(Collected data)
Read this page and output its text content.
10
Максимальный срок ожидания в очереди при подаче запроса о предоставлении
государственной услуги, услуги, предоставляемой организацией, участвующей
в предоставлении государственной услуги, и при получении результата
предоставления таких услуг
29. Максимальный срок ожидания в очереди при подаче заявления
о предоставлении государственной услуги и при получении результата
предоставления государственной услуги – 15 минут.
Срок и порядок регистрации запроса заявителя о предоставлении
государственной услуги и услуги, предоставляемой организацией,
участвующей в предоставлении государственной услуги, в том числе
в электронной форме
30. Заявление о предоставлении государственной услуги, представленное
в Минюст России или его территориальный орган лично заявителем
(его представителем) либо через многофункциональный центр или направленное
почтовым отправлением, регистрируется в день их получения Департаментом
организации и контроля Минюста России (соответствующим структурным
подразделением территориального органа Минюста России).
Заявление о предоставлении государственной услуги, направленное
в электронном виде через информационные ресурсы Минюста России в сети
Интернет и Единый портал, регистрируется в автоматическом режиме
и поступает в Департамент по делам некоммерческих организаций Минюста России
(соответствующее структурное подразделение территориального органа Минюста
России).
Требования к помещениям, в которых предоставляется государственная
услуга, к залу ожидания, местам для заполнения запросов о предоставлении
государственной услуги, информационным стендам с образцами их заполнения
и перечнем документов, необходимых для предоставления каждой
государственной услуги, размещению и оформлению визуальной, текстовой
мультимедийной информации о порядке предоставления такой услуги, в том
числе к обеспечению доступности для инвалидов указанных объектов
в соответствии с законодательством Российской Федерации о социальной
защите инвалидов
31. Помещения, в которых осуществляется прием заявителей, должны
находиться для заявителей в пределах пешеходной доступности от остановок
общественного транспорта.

PROBLEM TO SOLVE >>
In the entries above, locate every line with the word "Максимальный" and copy it.

WORKED ANSWER >>
Максимальный срок ожидания в очереди при подаче запроса о предоставлении
29. Максимальный срок ожидания в очереди при подаче заявления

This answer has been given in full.